# [Stated goal]
Exact repetition of every entry is required.
— Start of Rows —
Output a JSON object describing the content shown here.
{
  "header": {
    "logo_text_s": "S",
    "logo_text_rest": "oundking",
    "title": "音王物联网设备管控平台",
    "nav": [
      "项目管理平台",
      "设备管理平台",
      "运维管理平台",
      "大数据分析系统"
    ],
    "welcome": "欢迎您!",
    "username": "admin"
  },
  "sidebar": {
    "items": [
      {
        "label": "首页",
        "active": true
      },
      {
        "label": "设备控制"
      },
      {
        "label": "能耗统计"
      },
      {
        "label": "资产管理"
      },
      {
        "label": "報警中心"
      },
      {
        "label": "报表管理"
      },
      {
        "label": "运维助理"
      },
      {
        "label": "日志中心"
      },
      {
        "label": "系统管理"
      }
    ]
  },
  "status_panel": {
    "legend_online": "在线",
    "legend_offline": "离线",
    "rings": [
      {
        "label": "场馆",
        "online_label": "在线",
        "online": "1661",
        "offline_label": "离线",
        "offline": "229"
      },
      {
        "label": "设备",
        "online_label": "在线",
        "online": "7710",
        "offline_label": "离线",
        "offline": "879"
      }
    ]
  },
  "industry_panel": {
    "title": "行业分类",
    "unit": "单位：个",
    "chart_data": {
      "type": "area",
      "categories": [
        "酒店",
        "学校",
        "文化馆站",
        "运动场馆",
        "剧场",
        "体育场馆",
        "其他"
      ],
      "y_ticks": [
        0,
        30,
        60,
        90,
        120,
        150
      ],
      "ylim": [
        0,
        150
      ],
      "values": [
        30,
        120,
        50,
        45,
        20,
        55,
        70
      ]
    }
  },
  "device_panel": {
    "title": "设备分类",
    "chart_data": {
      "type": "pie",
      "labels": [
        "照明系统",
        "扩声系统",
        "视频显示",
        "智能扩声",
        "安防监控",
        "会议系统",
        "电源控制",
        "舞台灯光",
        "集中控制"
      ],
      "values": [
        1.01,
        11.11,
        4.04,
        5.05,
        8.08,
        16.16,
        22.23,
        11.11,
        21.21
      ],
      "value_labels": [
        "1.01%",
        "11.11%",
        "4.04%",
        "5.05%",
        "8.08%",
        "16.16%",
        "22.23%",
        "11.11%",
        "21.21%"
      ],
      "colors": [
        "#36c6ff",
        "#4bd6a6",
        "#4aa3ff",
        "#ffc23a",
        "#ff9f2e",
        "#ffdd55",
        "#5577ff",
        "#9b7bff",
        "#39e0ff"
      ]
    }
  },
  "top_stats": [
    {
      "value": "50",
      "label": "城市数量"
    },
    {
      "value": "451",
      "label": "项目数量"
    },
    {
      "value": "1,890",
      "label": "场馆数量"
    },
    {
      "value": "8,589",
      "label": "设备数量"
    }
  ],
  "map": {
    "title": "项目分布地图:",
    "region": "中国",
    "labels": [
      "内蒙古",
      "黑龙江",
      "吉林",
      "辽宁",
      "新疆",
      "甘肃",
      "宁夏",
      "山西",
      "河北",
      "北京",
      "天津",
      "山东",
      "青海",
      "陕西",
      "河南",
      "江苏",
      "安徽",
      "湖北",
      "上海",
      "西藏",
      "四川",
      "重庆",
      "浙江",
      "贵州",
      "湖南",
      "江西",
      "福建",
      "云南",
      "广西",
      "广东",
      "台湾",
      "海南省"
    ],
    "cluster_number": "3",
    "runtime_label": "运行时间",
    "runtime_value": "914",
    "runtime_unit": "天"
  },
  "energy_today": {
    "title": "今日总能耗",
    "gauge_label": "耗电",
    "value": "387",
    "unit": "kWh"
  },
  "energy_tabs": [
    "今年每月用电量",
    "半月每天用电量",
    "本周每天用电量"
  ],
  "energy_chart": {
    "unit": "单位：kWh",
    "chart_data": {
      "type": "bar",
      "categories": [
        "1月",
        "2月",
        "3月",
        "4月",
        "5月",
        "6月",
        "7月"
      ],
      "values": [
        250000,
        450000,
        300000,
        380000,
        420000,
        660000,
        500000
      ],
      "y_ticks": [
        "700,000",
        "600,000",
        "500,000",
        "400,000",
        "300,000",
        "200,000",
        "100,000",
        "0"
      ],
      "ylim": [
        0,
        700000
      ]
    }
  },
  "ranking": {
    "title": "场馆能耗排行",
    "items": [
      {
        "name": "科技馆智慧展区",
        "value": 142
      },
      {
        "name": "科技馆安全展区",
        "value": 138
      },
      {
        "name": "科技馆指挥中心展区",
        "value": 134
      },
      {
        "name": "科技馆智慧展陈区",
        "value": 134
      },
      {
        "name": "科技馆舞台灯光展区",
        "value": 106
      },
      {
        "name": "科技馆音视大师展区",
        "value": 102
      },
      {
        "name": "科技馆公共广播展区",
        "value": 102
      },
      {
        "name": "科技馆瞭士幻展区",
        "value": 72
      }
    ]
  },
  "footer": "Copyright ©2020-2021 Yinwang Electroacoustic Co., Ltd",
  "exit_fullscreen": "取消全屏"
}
— End of Rows —
# [Output for this task]
Output a JSON object describing the content shown here.
{
  "header": {
    "logo_text_s": "S",
    "logo_text_rest": "oundking",
    "title": "音王物联网设备管控平台",
    "nav": [
      "项目管理平台",
      "设备管理平台",
      "运维管理平台",
      "大数据分析系统"
    ],
    "welcome": "欢迎您!",
    "username": "admin"
  },
  "sidebar": {
    "items": [
      {
        "label": "首页",
        "active": true
      },
      {
        "label": "设备控制"
      },
      {
        "label": "能耗统计"
      },
      {
        "label": "资产管理"
      },
      {
        "label": "報警中心"
      },
      {
        "label": "报表管理"
      },
      {
        "label": "运维助理"
      },
      {
        "label": "日志中心"
      },
      {
        "label": "系统管理"
      }
    ]
  },
  "status_panel": {
    "legend_online": "在线",
    "legend_offline": "离线",
    "rings": [
      {
        "label": "场馆",
        "online_label": "在线",
        "online": "1661",
        "offline_label": "离线",
        "offline": "229"
      },
      {
        "label": "设备",
        "online_label": "在线",
        "online": "7710",
        "offline_label": "离线",
        "offline": "879"
      }
    ]
  },
  "industry_panel": {
    "title": "行业分类",
    "unit": "单位：个",
    "chart_data": {
      "type": "area",
      "categories": [
        "酒店",
        "学校",
        "文化馆站",
        "运动场馆",
        "剧场",
        "体育场馆",
        "其他"
      ],
      "y_ticks": [
        0,
        30,
        60,
        90,
        120,
        150
      ],
      "ylim": [
        0,
        150
      ],
      "values": [
        30,
        120,
        50,
        45,
        20,
        55,
        70
      ]
    }
  },
  "device_panel": {
    "title": "设备分类",
    "chart_data": {
      "type": "pie",
      "labels": [
        "照明系统",
        "扩声系统",
        "视频显示",
        "智能扩声",
        "安防监控",
        "会议系统",
        "电源控制",
        "舞台灯光",
        "集中控制"
      ],
      "values": [
        1.01,
        11.11,
        4.04,
        5.05,
        8.08,
        16.16,
        22.23,
        11.11,
        21.21
      ],
      "value_labels": [
        "1.01%",
        "11.11%",
        "4.04%",
        "5.05%",
        "8.08%",
        "16.16%",
        "22.23%",
        "11.11%",
        "21.21%"
      ],
      "colors": [
        "#36c6ff",
        "#4bd6a6",
        "#4aa3ff",
        "#ffc23a",
        "#ff9f2e",
        "#ffdd55",
        "#5577ff",
        "#9b7bff",
        "#39e0ff"
      ]
    }
  },
  "top_stats": [
    {
      "value": "50",
      "label": "城市数量"
    },
    {
      "value": "451",
      "label": "项目数量"
    },
    {
      "value": "1,890",
      "label": "场馆数量"
    },
    {
      "value": "8,589",
      "label": "设备数量"
    }
  ],
  "map": {
    "title": "项目分布地图:",
    "region": "中国",
    "labels": [
      "内蒙古",
      "黑龙江",
      "吉林",
      "辽宁",
      "新疆",
      "甘肃",
      "宁夏",
      "山西",
      "河北",
      "北京",
      "天津",
      "山东",
      "青海",
      "陕西",
      "河南",
      "江苏",
      "安徽",
      "湖北",
      "上海",
      "西藏",
      "四川",
      "重庆",
      "浙江",
      "贵州",
      "湖南",
      "江西",
      "福建",
      "云南",
      "广西",
      "广东",
      "台湾",
      "海南省"
    ],
    "cluster_number": "3",
    "runtime_label": "运行时间",
    "runtime_value": "914",
    "runtime_unit": "天"
  },
  "energy_today": {
    "title": "今日总能耗",
    "gauge_label": "耗电",
    "value": "387",
    "unit": "kWh"
  },
  "energy_tabs": [
    "今年每月用电量",
    "半月每天用电量",
    "本周每天用电量"
  ],
  "energy_chart": {
    "unit": "单位：kWh",
    "chart_data": {
      "type": "bar",
      "categories": [
        "1月",
        "2月",
        "3月",
        "4月",
        "5月",
        "6月",
        "7月"
      ],
      "values": [
        250000,
        450000,
        300000,
        380000,
        420000,
        660000,
        500000
      ],
      "y_ticks": [
        "700,000",
        "600,000",
        "500,000",
        "400,000",
        "300,000",
        "200,000",
        "100,000",
        "0"
      ],
      "ylim": [
        0,
        700000
      ]
    }
  },
  "ranking": {
    "title": "场馆能耗排行",
    "items": [
      {
        "name": "科技馆智慧展区",
        "value": 142
      },
      {
        "name": "科技馆安全展区",
        "value": 138
      },
      {
        "name": "科技馆指挥中心展区",
        "value": 134
      },
      {
        "name": "科技馆智慧展陈区",
        "value": 134
      },
      {
        "name": "科技馆舞台灯光展区",
        "value": 106
      },
      {
        "name": "科技馆音视大师展区",
        "value": 102
      },
      {
        "name": "科技馆公共广播展区",
        "value": 102
      },
      {
        "name": "科技馆瞭士幻展区",
        "value": 72
      }
    ]
  },
  "footer": "Copyright ©2020-2021 Yinwang Electroacoustic Co., Ltd",
  "exit_fullscreen": "取消全屏"
}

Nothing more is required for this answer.